- _RECORDED INFORMATION_:
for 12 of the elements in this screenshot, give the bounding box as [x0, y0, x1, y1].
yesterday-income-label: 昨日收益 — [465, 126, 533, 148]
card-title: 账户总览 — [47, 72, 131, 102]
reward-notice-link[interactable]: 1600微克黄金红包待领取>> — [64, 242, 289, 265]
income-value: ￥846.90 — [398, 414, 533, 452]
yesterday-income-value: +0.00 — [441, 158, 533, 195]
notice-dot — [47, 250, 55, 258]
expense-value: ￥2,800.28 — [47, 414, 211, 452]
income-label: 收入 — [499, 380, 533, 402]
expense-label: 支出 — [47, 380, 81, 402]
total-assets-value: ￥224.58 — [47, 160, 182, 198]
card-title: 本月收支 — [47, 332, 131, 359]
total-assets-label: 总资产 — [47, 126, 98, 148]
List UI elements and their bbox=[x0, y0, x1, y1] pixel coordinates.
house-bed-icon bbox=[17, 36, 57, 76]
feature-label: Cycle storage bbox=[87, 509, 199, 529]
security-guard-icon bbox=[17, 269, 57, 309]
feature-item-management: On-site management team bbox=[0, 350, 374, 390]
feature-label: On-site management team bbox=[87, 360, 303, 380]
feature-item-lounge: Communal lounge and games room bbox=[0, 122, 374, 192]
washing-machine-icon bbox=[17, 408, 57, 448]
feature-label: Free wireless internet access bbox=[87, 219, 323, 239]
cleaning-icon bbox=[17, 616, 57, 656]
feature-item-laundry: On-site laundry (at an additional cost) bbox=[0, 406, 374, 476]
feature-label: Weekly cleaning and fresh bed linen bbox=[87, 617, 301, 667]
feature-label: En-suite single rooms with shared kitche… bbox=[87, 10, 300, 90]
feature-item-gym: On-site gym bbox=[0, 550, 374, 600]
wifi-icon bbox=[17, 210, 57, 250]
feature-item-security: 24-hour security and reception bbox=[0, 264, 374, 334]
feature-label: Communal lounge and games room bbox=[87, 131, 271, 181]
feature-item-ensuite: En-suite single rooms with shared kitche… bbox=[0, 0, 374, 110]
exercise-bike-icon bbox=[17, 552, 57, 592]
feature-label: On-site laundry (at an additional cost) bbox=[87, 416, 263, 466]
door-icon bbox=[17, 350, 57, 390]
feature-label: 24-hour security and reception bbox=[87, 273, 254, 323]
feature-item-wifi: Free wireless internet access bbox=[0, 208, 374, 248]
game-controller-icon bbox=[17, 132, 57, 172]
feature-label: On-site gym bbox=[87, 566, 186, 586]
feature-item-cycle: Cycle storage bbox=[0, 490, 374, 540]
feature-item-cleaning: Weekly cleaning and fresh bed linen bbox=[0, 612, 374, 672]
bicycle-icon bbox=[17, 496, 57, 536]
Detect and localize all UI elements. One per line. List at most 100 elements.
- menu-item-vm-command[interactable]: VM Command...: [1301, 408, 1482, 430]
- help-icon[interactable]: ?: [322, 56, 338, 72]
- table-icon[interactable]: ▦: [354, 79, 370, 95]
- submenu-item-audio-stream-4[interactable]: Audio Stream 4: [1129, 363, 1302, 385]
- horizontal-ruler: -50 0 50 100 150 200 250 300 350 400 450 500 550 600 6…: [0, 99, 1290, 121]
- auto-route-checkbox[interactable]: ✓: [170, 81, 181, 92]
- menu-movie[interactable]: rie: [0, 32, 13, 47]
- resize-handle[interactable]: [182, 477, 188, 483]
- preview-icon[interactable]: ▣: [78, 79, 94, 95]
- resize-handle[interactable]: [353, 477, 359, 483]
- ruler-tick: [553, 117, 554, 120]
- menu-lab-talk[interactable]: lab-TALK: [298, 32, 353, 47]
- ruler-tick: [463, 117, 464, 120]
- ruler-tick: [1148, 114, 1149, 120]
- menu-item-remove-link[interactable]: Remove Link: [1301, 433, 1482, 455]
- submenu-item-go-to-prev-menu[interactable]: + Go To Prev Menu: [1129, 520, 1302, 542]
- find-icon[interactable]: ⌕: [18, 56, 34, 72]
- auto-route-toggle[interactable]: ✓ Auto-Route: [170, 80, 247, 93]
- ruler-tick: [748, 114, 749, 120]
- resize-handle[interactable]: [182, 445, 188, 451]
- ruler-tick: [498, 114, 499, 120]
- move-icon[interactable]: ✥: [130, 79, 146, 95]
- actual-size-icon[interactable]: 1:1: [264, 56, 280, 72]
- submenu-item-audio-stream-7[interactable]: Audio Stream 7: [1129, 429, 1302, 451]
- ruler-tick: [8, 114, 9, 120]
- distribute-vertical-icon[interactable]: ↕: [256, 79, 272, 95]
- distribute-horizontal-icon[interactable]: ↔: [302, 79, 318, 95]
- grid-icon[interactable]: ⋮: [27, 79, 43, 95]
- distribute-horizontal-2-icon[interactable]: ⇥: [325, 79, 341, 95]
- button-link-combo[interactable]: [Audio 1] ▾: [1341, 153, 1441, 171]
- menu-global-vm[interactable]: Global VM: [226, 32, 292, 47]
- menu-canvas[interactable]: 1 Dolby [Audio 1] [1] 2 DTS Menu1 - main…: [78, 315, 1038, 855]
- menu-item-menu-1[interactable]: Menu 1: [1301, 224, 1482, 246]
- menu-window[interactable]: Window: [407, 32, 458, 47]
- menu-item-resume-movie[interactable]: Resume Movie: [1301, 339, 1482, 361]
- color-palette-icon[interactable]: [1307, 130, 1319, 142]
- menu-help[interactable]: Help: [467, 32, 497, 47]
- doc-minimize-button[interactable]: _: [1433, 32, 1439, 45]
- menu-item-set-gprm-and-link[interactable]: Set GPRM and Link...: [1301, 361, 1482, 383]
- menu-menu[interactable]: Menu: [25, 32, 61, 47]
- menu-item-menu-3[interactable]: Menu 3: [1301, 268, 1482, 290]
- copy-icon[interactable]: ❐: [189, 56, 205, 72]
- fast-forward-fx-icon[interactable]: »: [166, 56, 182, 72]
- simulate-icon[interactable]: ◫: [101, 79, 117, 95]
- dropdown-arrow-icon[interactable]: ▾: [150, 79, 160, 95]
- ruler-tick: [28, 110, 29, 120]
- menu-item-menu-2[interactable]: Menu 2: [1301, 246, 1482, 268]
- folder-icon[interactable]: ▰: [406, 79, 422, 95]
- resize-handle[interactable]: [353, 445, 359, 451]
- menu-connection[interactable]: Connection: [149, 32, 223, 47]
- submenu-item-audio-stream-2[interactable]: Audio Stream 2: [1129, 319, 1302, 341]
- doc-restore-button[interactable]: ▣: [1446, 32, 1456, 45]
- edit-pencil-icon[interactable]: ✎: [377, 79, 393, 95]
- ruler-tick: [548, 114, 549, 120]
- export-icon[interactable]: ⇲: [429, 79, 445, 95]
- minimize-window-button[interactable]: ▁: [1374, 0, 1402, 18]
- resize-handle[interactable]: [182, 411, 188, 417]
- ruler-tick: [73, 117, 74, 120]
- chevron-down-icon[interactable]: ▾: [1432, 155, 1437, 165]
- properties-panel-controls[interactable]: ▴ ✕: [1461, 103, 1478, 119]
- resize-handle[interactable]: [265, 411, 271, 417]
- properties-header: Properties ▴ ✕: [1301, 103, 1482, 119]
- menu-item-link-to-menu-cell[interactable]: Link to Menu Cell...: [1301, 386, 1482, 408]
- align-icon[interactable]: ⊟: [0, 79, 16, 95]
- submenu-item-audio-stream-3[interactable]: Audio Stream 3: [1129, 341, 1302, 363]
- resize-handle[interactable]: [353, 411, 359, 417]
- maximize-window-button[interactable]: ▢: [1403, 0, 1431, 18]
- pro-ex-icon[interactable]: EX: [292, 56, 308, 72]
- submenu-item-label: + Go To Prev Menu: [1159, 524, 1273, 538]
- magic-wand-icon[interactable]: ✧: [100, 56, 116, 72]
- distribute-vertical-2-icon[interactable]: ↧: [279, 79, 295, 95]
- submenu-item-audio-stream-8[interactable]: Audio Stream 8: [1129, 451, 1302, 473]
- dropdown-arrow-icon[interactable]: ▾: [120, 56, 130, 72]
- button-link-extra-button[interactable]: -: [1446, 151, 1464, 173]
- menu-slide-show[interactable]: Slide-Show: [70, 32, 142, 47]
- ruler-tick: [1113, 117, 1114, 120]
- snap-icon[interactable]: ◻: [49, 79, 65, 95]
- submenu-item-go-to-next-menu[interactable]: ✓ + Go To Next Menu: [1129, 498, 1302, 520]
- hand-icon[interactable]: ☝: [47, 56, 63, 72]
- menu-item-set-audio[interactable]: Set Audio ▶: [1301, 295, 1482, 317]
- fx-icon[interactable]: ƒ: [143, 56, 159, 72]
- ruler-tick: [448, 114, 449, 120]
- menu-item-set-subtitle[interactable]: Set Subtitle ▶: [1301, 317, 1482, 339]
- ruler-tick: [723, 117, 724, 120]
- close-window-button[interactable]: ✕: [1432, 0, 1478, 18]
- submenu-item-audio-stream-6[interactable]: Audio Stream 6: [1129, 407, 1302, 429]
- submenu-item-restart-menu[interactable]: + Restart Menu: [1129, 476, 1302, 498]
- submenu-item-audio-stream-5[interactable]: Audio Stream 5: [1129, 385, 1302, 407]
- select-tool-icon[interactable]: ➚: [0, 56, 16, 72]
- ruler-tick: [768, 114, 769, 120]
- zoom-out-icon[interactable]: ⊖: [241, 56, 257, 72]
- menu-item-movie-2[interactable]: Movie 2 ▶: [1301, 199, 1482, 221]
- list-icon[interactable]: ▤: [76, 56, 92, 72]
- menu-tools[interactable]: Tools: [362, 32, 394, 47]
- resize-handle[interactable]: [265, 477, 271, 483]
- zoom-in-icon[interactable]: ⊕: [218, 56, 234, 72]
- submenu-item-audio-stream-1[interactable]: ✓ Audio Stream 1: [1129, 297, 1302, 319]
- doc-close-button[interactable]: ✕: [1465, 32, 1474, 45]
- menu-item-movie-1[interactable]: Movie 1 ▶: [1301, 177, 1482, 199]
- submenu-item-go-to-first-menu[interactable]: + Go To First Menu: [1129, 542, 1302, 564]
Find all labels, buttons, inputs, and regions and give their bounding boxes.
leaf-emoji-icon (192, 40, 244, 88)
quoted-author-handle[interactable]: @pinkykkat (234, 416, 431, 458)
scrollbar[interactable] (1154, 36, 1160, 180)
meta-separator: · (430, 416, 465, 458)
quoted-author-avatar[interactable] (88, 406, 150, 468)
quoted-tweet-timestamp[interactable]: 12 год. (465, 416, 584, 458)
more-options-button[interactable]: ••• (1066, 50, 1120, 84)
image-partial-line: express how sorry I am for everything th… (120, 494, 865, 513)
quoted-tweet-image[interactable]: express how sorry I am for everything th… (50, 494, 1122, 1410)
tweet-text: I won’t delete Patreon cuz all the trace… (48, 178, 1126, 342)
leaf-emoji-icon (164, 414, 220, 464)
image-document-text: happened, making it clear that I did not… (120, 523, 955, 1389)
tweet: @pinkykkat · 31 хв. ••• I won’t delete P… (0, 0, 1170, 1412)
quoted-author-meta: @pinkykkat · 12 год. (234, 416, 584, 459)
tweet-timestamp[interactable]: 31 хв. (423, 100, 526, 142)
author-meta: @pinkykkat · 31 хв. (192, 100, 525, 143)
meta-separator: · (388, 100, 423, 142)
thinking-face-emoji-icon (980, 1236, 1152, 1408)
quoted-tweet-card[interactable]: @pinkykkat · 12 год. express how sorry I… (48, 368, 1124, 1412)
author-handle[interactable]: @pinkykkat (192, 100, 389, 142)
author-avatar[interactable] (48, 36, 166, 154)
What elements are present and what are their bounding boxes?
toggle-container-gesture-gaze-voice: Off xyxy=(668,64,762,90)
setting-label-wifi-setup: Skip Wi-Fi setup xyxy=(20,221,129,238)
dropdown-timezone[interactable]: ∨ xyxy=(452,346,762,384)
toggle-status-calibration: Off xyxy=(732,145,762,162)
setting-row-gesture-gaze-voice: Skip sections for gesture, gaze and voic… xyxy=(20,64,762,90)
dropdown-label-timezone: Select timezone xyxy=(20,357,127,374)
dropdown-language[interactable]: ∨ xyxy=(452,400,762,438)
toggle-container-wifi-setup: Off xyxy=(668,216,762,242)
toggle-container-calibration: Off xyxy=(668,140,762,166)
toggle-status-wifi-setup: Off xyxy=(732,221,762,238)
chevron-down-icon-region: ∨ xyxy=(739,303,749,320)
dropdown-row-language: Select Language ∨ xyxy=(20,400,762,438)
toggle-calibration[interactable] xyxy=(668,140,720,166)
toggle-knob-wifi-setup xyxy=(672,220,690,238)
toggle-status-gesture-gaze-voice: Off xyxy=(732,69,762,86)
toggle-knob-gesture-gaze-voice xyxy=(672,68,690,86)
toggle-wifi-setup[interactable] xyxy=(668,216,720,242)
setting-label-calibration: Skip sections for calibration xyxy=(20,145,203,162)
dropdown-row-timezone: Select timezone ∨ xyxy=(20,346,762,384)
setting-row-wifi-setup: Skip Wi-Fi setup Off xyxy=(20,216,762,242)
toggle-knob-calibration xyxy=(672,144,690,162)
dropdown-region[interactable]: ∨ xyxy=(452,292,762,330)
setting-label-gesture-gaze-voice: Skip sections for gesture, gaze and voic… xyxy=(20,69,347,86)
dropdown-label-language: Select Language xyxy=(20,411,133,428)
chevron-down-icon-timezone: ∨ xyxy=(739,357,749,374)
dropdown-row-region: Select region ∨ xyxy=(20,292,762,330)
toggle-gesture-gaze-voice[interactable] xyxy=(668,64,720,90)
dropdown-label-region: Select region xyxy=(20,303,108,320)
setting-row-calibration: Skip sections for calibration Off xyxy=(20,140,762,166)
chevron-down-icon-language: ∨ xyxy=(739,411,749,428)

- _AIM OF THE EXERCISE_:
Recast the material from its first line through the line containing "yesterday-income-value: +0.00 —", inclusive, as a JSON list of strings with one string per line and blank lines omitted.

- _SOLVED EXERCISE_:
[
  "for 12 of the elements in this screenshot, give the bounding box as [x0, y0, x1, y1].",
  "yesterday-income-label: 昨日收益 — [465, 126, 533, 148]",
  "card-title: 账户总览 — [47, 72, 131, 102]",
  "reward-notice-link[interactable]: 1600微克黄金红包待领取>> — [64, 242, 289, 265]",
  "income-value: ￥846.90 — [398, 414, 533, 452]",
  "yesterday-income-value: +0.00 — [441, 158, 533, 195]"
]